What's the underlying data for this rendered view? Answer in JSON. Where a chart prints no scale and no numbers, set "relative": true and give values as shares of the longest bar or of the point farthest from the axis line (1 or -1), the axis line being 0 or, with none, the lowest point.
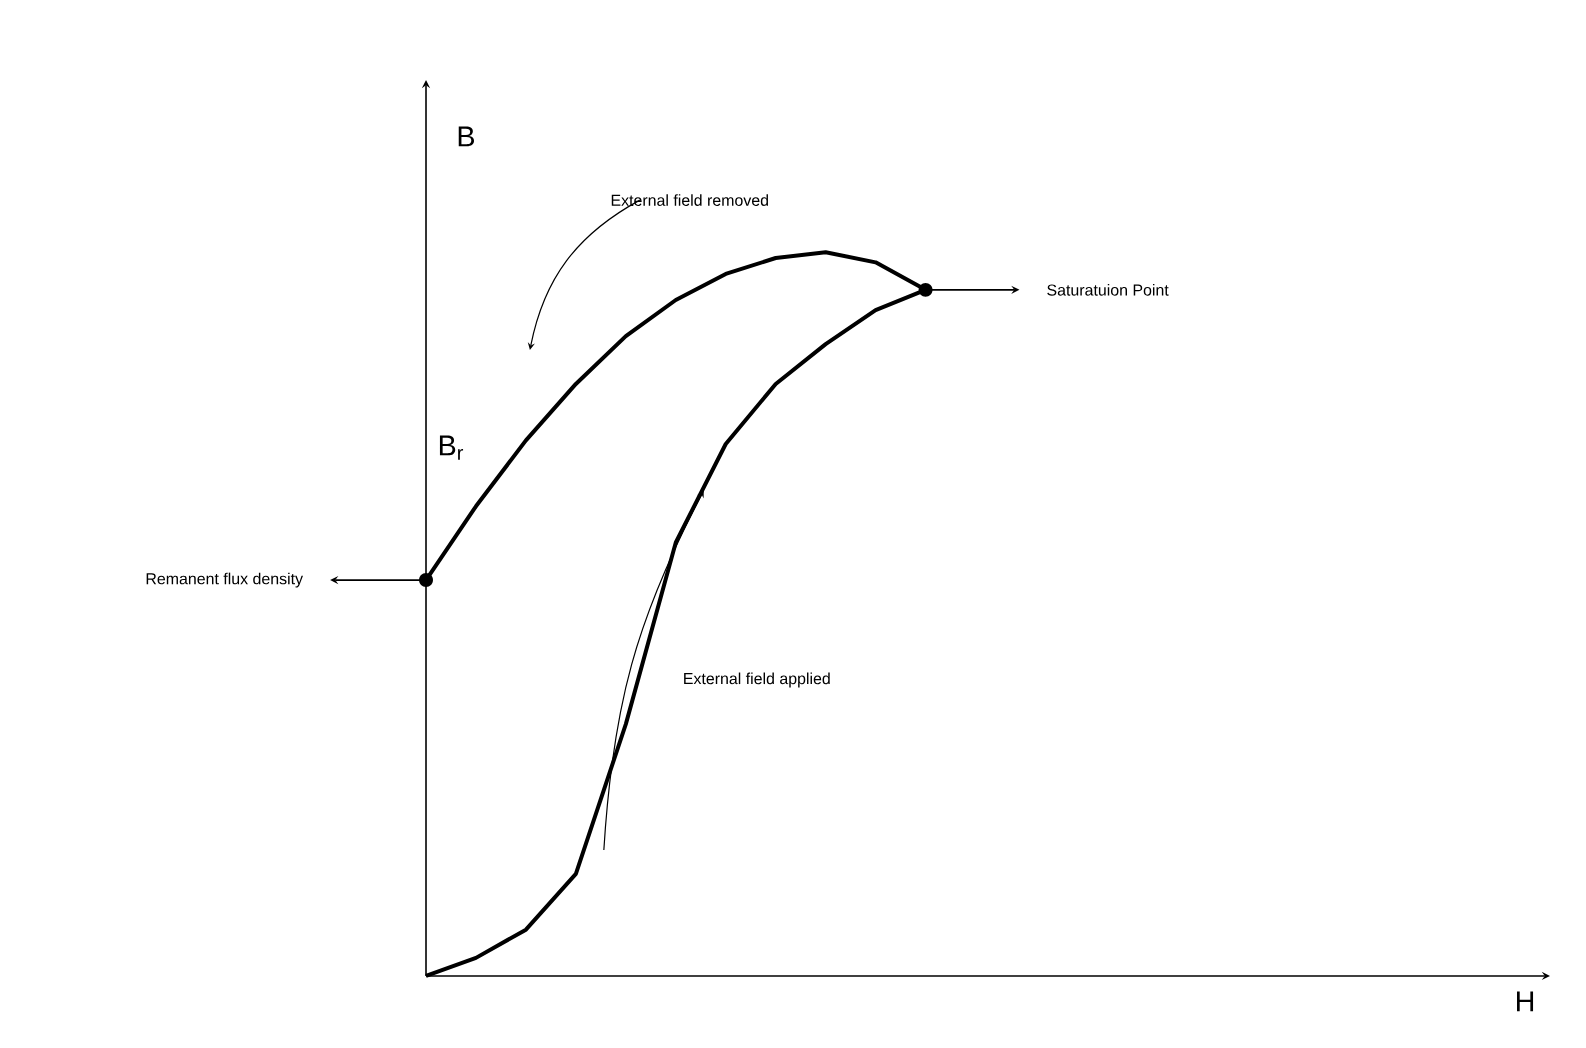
{
  "chart_data": {
    "type": "line",
    "relative": true,
    "ylabel": "B",
    "marker": "none",
    "line_style": "solid",
    "categories": [
      null,
      null,
      null,
      null,
      null,
      null,
      null,
      null,
      null,
      null,
      null
    ],
    "series": [
      {
        "color": "#000000",
        "values": [
          0,
          0.025,
          0.064,
          0.141,
          0.348,
          0.599,
          0.735,
          0.818,
          0.873,
          0.92,
          0.948
        ]
      },
      {
        "color": "#000000",
        "values": [
          0.547,
          0.649,
          0.74,
          0.818,
          0.884,
          0.934,
          0.97,
          0.992,
          1.0,
          0.986,
          0.948
        ]
      }
    ],
    "annotations": [
      "External field removed",
      "Saturatuion Point",
      "Remanent flux density",
      "External field applied",
      "B$_{r}$",
      "H"
    ]
  }
}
-------------------------
Using the material above, retype each entry exactly and omit the pictures.

What's the underlying data for this rendered view? Answer in JSON. Where a chart prints no scale and no numbers, set "relative": true and give values as shares of the longest bar or of the point farthest from the axis line (1 or -1), the axis line being 0 or, with none, the lowest point.
{
  "chart_data": {
    "type": "line",
    "relative": true,
    "ylabel": "B",
    "marker": "none",
    "line_style": "solid",
    "categories": [
      null,
      null,
      null,
      null,
      null,
      null,
      null,
      null,
      null,
      null,
      null
    ],
    "series": [
      {
        "color": "#000000",
        "values": [
          0,
          0.025,
          0.064,
          0.141,
          0.348,
          0.599,
          0.735,
          0.818,
          0.873,
          0.92,
          0.948
        ]
      },
      {
        "color": "#000000",
        "values": [
          0.547,
          0.649,
          0.74,
          0.818,
          0.884,
          0.934,
          0.97,
          0.992,
          1.0,
          0.986,
          0.948
        ]
      }
    ],
    "annotations": [
      "External field removed",
      "Saturatuion Point",
      "Remanent flux density",
      "External field applied",
      "B$_{r}$",
      "H"
    ]
  }
}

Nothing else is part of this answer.